TAREA 1 -> Por favor, imprime tal cual el fragmento del texto sobre el salario venezolano, comenzando en "Para Abreu, hablar" y siguiendo hasta "cambiaria al consumidor.".
TAREA 2 -> Prosigue el texto sobre el salario venezolano a partir de donde se interrumpe.

TEXTO DE LECTURA ->

========================================================================

Jose Rojas CNP 25.946
joserojastrejo68@gmail.com
El legislador Jesús Abreu, secretario regional del Partido Comunista de Venezuela (PCV), denunció que el salario venezolano se encuentra en el centro de una confrontación económica cuyos costos recaen principalmente sobre la clase trabajadora.
“No estamos ante un salario que simplemente perdió valor. Estamos ante un ingreso atacado por el bloqueo económico y financiero, la especulación cambiaria, el aumento de los precios y los sectores que utilizan la crisis para enriquecerse”, afirmó.
Para Abreu, hablar del bloqueo exige explicar cómo sus consecuencias penetran en la vida cotidiana. Se manifiestan cuando el trabajador reduce sus comidas, el docente no puede pagar el transporte, el pensionado debe escoger entre alimentos y medicamentos o una familia renuncia a la educación, la cultura y la recreación.
“Las medidas coercitivas no permanecen en documentos internacionales. Entran en la cocina, la escuela, el hospital y el bolsillo de cada trabajador”, expresó.
Una contradicción
Según su enfoque el deterioro salarial evidencia una profunda contradicción, ya que “quienes producen la riqueza nacional enfrentan mayores dificultades para acceder a ella.”
Mientras el trabajador observa cómo disminuye su ingreso, algunos grupos económicos fijan precios en dólares, protegen sus ganancias y trasladan cualquier variación cambiaria al consumidor.
“Pretenden presentar la inflación como una situación que nadie puede controlar. Pero detrás de cada precio especulativo existen intereses concretos. Hay quienes utilizan el bloqueo para atacar al país y quienes, dentro de Venezuela, lo aprovechan para imponer condiciones contra el pueblo”.

========================================================================

[Datos de origen]
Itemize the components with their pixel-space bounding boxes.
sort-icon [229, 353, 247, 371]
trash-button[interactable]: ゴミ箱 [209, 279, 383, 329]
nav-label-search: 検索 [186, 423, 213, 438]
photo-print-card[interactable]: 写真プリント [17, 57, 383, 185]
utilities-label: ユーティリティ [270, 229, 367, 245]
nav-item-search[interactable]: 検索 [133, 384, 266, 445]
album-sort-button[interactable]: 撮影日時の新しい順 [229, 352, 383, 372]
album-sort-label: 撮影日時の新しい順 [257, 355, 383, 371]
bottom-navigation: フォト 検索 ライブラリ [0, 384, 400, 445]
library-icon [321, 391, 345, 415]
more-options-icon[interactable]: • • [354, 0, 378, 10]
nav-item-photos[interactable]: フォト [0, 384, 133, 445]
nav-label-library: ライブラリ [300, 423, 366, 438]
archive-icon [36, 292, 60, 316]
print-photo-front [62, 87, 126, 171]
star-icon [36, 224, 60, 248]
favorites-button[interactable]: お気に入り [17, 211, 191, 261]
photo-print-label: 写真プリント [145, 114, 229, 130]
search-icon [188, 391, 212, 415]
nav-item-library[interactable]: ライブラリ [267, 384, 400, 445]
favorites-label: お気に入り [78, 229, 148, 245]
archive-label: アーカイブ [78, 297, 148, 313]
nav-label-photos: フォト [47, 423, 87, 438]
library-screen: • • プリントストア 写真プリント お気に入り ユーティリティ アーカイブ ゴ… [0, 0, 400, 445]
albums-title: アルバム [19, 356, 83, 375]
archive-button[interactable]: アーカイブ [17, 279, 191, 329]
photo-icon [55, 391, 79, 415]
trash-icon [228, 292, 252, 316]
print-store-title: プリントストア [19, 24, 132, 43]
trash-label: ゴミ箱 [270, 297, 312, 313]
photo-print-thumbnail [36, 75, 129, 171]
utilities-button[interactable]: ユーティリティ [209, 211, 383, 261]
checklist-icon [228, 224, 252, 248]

========================================================================

RESPUESTA ESCRITA 1 ->
Para Abreu, hablar del bloqueo exige explicar cómo sus consecuencias penetran en la vida cotidiana. Se manifiestan cuando el trabajador reduce sus comidas, el docente no puede pagar el transporte, el pensionado debe escoger entre alimentos y medicamentos o una familia renuncia a la educación, la cultura y la recreación.
“Las medidas coercitivas no permanecen en documentos internacionales. Entran en la cocina, la escuela, el hospital y el bolsillo de cada trabajador”, expresó.
Una contradicción
Según su enfoque el deterioro salarial evidencia una profunda contradicción, ya que “quienes producen la riqueza nacional enfrentan mayores dificultades para acceder a ella.”
Mientras el trabajador observa cómo disminuye su ingreso, algunos grupos económicos fijan precios en dólares, protegen sus ganancias y trasladan cualquier variación cambiaria al consumidor.

RESPUESTA ESCRITA 2 ->
Indico que la posición del PCV ante estas desviaciones económicas y sociales es la de denunciar ambas realidades, la agresión externa y los privilegios, la corrupción y la especulación existentes dentro del país.
El dólar contra el salario
Cuestionó el parlamentario, que el tipo de cambio paralelo se haya convertido en el marcador cotidiano del costo de los alimentos, medicamentos, transporte y servicios. “Cada variación cambiaria perfora el poder adquisitivo antes de que el trabajador pueda llevar su ingreso al hogar. El salario siempre llega tarde, mientras los precios corren por delante”.
A su juicio, esta dinámica favorece una economía en la que trabajar dejó de ser suficiente para vivir. Millones de personas deben extender sus jornadas, buscar varios empleos o separarse de sus familias mediante la migración.
Advirtió Abreu, que el reconocimiento del bloqueo no puede utilizarse para ocultar errores internos ni silenciar las demandas laborales.
Recuperar el ingreso
En ese orden de ideas aseveró “La clase trabajadora no puede ser convocada únicamente para resistir. También debe participar en las decisiones y recibir justamente la riqueza que produce”.
Por lo que exigió el cese de las medidas coercitivas unilaterales y de las restricciones financieras que afectan la capacidad productiva del país. No obstante, subrayó que el levantamiento del bloqueo debe estar acompañado por un programa de recuperación salarial y protección social.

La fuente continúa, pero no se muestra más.